▸ What to do
Each line that holds the word "werk" should be returned.

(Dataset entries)
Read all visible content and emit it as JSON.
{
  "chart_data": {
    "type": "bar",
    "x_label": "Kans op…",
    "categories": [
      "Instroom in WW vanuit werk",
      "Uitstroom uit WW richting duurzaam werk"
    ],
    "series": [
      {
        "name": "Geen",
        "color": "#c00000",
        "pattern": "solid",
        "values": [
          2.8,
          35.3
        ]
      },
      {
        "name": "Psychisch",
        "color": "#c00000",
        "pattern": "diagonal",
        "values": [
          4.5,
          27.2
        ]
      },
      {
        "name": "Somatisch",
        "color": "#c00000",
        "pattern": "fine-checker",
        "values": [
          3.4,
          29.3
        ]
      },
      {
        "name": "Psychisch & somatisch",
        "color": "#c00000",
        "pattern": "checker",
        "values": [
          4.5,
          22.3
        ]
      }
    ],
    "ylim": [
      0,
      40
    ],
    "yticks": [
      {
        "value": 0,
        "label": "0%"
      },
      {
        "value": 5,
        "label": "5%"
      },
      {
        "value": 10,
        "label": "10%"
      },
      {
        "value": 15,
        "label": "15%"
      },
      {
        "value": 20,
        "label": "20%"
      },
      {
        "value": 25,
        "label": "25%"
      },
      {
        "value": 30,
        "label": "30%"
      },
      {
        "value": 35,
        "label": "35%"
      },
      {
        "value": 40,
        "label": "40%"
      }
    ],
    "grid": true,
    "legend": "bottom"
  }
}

▸ Solution to the problem
      "Instroom in WW vanuit werk",
      "Uitstroom uit WW richting duurzaam werk"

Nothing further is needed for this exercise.